Problem requirements:
Retype the records below exactly as they appear, but leave out any pictures.
Start Records shown
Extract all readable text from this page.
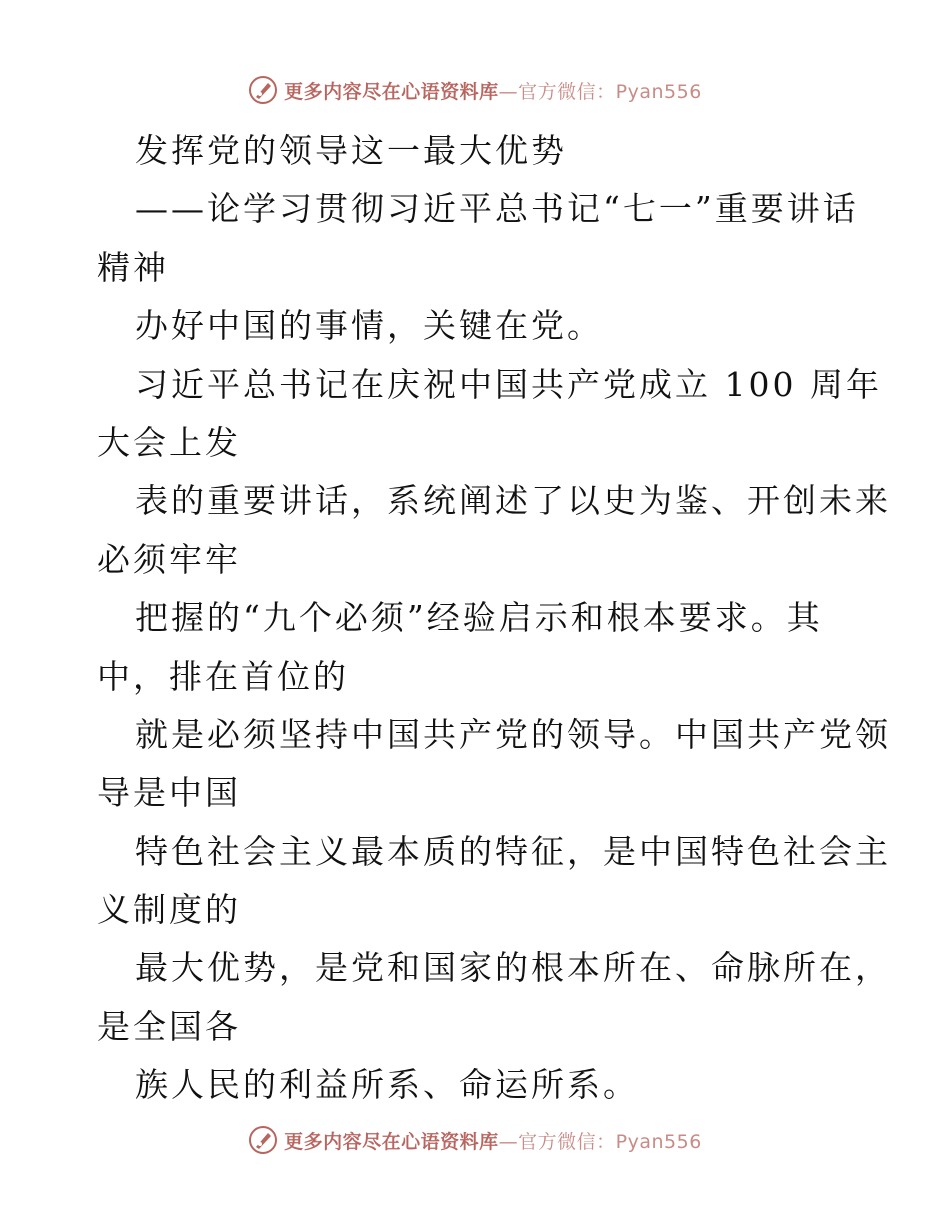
更多内容尽在心语资料库—官方微信：Pyan556
发挥党的领导这一最大优势
——论学习贯彻习近平总书记“七一”重要讲话
精神
办好中国的事情，关键在党。
习近平总书记在庆祝中国共产党成立 100 周年
大会上发
表的重要讲话，系统阐述了以史为鉴、开创未来
必须牢牢
把握的“九个必须”经验启示和根本要求。其
中，排在首位的
就是必须坚持中国共产党的领导。中国共产党领
导是中国
特色社会主义最本质的特征，是中国特色社会主
义制度的
最大优势，是党和国家的根本所在、命脉所在，
是全国各
族人民的利益所系、命运所系。
更多内容尽在心语资料库—官方微信：Pyan556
End Records shown
Exercise output:
Extract all readable text from this page.
更多内容尽在心语资料库—官方微信：Pyan556
发挥党的领导这一最大优势
——论学习贯彻习近平总书记“七一”重要讲话
精神
办好中国的事情，关键在党。
习近平总书记在庆祝中国共产党成立 100 周年
大会上发
表的重要讲话，系统阐述了以史为鉴、开创未来
必须牢牢
把握的“九个必须”经验启示和根本要求。其
中，排在首位的
就是必须坚持中国共产党的领导。中国共产党领
导是中国
特色社会主义最本质的特征，是中国特色社会主
义制度的
最大优势，是党和国家的根本所在、命脉所在，
是全国各
族人民的利益所系、命运所系。
更多内容尽在心语资料库—官方微信：Pyan556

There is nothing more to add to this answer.